- ENTRIES SHOWN -
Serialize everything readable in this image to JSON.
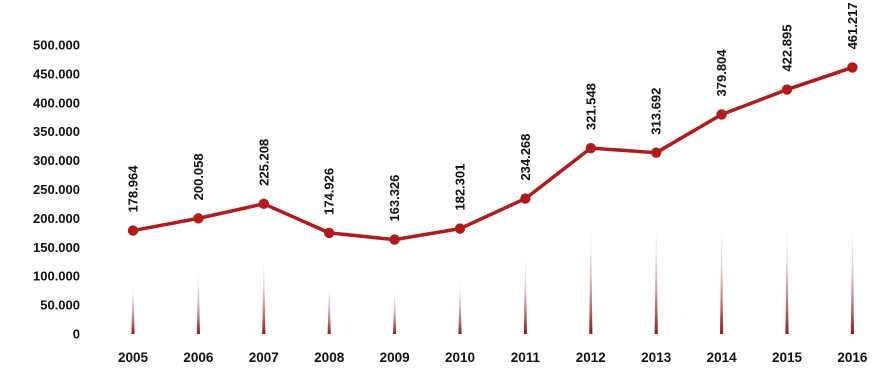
{
  "chart_data": {
    "type": "line",
    "categories": [
      "2005",
      "2006",
      "2007",
      "2008",
      "2009",
      "2010",
      "2011",
      "2012",
      "2013",
      "2014",
      "2015",
      "2016"
    ],
    "values": [
      178964,
      200058,
      225208,
      174926,
      163326,
      182301,
      234268,
      321548,
      313692,
      379804,
      422895,
      461217
    ],
    "data_labels": [
      "178.964",
      "200.058",
      "225.208",
      "174.926",
      "163.326",
      "182.301",
      "234.268",
      "321.548",
      "313.692",
      "379.804",
      "422.895",
      "461.217"
    ],
    "y_ticks": [
      "0",
      "50.000",
      "100.000",
      "150.000",
      "200.000",
      "250.000",
      "300.000",
      "350.000",
      "400.000",
      "450.000",
      "500.000"
    ],
    "ylim": [
      0,
      500000
    ],
    "title": "",
    "xlabel": "",
    "ylabel": "",
    "grid": false,
    "line_color": "#b01c1c",
    "spike_color": "#8b1a1a"
  }
}
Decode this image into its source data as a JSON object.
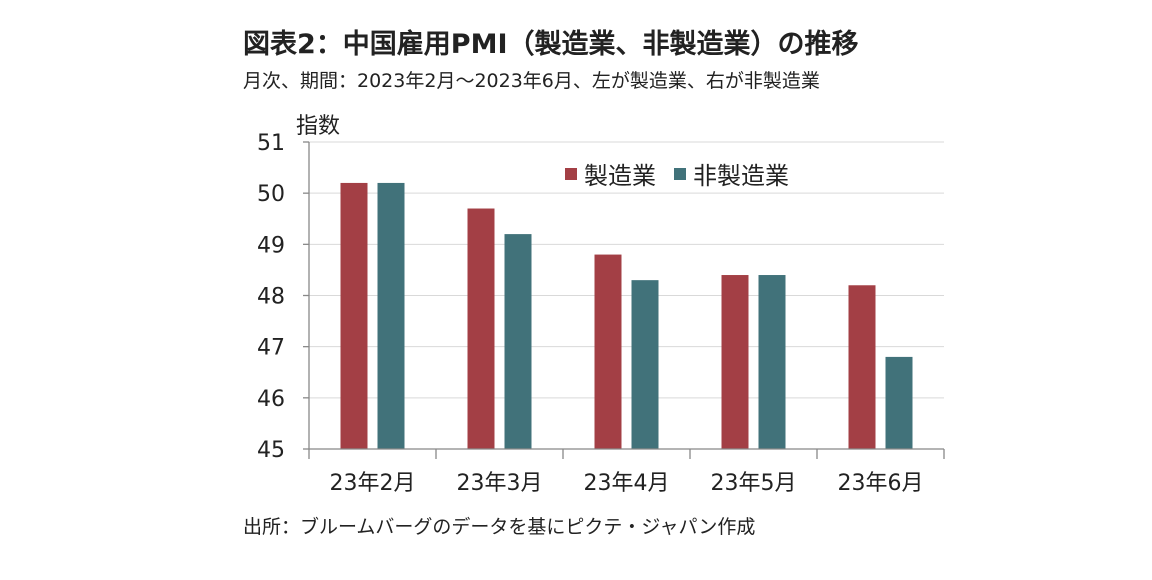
{
  "title": "図表2：中国雇用PMI（製造業、非製造業）の推移",
  "subtitle": "月次、期間：2023年2月～2023年6月、左が製造業、右が非製造業",
  "source": "出所：ブルームバーグのデータを基にピクテ・ジャパン作成",
  "chart_data": {
    "type": "bar",
    "title": "図表2：中国雇用PMI（製造業、非製造業）の推移",
    "ylabel": "指数",
    "xlabel": "",
    "categories": [
      "23年2月",
      "23年3月",
      "23年4月",
      "23年5月",
      "23年6月"
    ],
    "series": [
      {
        "name": "製造業",
        "color": "#a33f45",
        "values": [
          50.2,
          49.7,
          48.8,
          48.4,
          48.2
        ]
      },
      {
        "name": "非製造業",
        "color": "#41727a",
        "values": [
          50.2,
          49.2,
          48.3,
          48.4,
          46.8
        ]
      }
    ],
    "ylim": [
      45,
      51
    ],
    "yticks": [
      45,
      46,
      47,
      48,
      49,
      50,
      51
    ],
    "grid": true,
    "legend_position": "top-right"
  }
}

- REQUIREMENT -
Extract every line that has the string "source" in it.

- THE RESULT -
Decode this image into its source data as a JSON object.
  "source": "出所：ブルームバーグのデータを基にピクテ・ジャパン作成",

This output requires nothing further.